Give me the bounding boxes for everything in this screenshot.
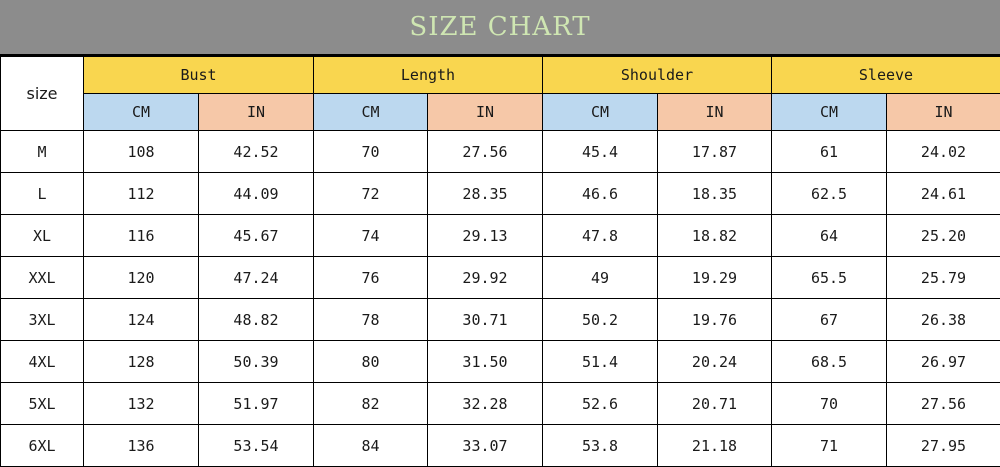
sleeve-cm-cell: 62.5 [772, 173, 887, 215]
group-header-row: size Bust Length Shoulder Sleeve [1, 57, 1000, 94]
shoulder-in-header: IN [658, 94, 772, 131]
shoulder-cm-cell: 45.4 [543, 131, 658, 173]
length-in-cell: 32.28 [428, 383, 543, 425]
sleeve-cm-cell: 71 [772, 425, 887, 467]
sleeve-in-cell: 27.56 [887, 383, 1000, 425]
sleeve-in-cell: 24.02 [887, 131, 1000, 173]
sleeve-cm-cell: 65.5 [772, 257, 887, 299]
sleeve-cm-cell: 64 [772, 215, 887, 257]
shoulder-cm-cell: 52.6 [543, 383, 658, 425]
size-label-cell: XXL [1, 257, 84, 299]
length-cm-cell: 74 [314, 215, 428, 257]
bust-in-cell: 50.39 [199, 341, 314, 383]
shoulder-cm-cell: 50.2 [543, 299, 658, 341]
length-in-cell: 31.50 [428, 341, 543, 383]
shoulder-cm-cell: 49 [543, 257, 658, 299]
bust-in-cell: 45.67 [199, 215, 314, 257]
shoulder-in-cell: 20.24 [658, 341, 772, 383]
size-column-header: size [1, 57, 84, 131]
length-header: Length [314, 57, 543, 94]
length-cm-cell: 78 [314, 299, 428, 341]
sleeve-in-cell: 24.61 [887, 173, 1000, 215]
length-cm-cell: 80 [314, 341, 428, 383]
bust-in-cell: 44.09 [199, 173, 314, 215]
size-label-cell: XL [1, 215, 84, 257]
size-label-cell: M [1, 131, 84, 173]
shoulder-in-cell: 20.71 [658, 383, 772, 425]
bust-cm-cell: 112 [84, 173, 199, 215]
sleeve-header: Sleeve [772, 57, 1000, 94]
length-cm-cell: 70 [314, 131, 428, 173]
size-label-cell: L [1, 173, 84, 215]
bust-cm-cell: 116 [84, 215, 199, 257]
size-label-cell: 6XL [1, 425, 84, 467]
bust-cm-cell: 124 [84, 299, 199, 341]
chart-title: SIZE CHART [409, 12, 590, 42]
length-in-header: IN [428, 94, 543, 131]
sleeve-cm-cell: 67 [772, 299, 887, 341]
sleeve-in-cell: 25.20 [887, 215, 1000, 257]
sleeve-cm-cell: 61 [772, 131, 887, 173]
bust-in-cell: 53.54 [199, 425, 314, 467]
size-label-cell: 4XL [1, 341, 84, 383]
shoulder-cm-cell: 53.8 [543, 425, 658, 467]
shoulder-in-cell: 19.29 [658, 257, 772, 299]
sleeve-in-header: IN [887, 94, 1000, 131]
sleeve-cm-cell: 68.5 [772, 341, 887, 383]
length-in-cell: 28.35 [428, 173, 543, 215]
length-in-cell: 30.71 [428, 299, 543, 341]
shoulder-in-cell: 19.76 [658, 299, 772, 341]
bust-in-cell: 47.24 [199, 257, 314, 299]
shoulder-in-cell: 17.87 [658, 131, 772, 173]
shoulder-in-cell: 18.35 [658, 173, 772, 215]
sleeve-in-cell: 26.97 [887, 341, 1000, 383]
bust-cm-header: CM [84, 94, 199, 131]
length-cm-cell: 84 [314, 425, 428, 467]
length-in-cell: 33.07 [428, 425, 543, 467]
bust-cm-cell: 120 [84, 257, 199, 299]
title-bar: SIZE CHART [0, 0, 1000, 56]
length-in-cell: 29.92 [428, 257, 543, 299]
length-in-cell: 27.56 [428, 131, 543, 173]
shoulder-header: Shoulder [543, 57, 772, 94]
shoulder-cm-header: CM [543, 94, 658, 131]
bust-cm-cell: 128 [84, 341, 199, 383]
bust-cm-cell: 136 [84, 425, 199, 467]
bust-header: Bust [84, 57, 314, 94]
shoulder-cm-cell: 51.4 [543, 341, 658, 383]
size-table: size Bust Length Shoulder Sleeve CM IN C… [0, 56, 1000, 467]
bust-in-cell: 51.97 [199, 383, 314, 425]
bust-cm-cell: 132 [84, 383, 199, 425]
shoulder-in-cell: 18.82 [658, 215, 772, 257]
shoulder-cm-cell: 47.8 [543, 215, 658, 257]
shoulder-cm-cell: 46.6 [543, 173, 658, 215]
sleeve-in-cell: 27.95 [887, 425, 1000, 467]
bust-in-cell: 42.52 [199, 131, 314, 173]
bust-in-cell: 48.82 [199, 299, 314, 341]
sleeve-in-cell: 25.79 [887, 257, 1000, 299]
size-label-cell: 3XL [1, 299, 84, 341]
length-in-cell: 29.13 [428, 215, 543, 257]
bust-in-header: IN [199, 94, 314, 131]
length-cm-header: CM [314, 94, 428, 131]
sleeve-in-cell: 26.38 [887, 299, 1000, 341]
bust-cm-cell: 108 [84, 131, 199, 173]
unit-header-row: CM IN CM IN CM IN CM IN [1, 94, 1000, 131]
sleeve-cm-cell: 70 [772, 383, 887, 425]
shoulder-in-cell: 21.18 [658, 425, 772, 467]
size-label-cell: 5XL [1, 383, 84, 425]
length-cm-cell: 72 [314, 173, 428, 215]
○ ○ ○ ○
▸ Job
Copy the lines above exactly as they are, starting with the line that contains "sleeve-cm-cell: 62.5 [772, 173, 887, 215]" and going on through the line that contains "size-label-cell: 4XL [1, 341, 84, 383]", with both of those lines included.

▸ Final result
sleeve-cm-cell: 62.5 [772, 173, 887, 215]
group-header-row: size Bust Length Shoulder Sleeve [1, 57, 1000, 94]
shoulder-in-header: IN [658, 94, 772, 131]
shoulder-cm-cell: 45.4 [543, 131, 658, 173]
length-in-cell: 32.28 [428, 383, 543, 425]
sleeve-cm-cell: 71 [772, 425, 887, 467]
sleeve-in-cell: 27.56 [887, 383, 1000, 425]
sleeve-in-cell: 24.02 [887, 131, 1000, 173]
sleeve-cm-cell: 65.5 [772, 257, 887, 299]
sleeve-cm-cell: 64 [772, 215, 887, 257]
shoulder-cm-cell: 52.6 [543, 383, 658, 425]
size-label-cell: XXL [1, 257, 84, 299]
length-cm-cell: 74 [314, 215, 428, 257]
bust-in-cell: 50.39 [199, 341, 314, 383]
shoulder-cm-cell: 50.2 [543, 299, 658, 341]
length-in-cell: 31.50 [428, 341, 543, 383]
shoulder-cm-cell: 49 [543, 257, 658, 299]
bust-in-cell: 45.67 [199, 215, 314, 257]
shoulder-in-cell: 20.24 [658, 341, 772, 383]
size-column-header: size [1, 57, 84, 131]
length-header: Length [314, 57, 543, 94]
length-cm-cell: 78 [314, 299, 428, 341]
sleeve-in-cell: 24.61 [887, 173, 1000, 215]
length-cm-cell: 80 [314, 341, 428, 383]
bust-in-cell: 44.09 [199, 173, 314, 215]
size-label-cell: XL [1, 215, 84, 257]
size-label-cell: M [1, 131, 84, 173]
shoulder-in-cell: 20.71 [658, 383, 772, 425]
bust-cm-cell: 112 [84, 173, 199, 215]
sleeve-header: Sleeve [772, 57, 1000, 94]
length-cm-cell: 70 [314, 131, 428, 173]
size-label-cell: L [1, 173, 84, 215]
bust-cm-cell: 116 [84, 215, 199, 257]
size-label-cell: 6XL [1, 425, 84, 467]
bust-cm-cell: 124 [84, 299, 199, 341]
chart-title: SIZE CHART [409, 12, 590, 42]
length-in-header: IN [428, 94, 543, 131]
sleeve-cm-cell: 67 [772, 299, 887, 341]
sleeve-in-cell: 25.20 [887, 215, 1000, 257]
sleeve-cm-cell: 61 [772, 131, 887, 173]
bust-in-cell: 53.54 [199, 425, 314, 467]
size-label-cell: 4XL [1, 341, 84, 383]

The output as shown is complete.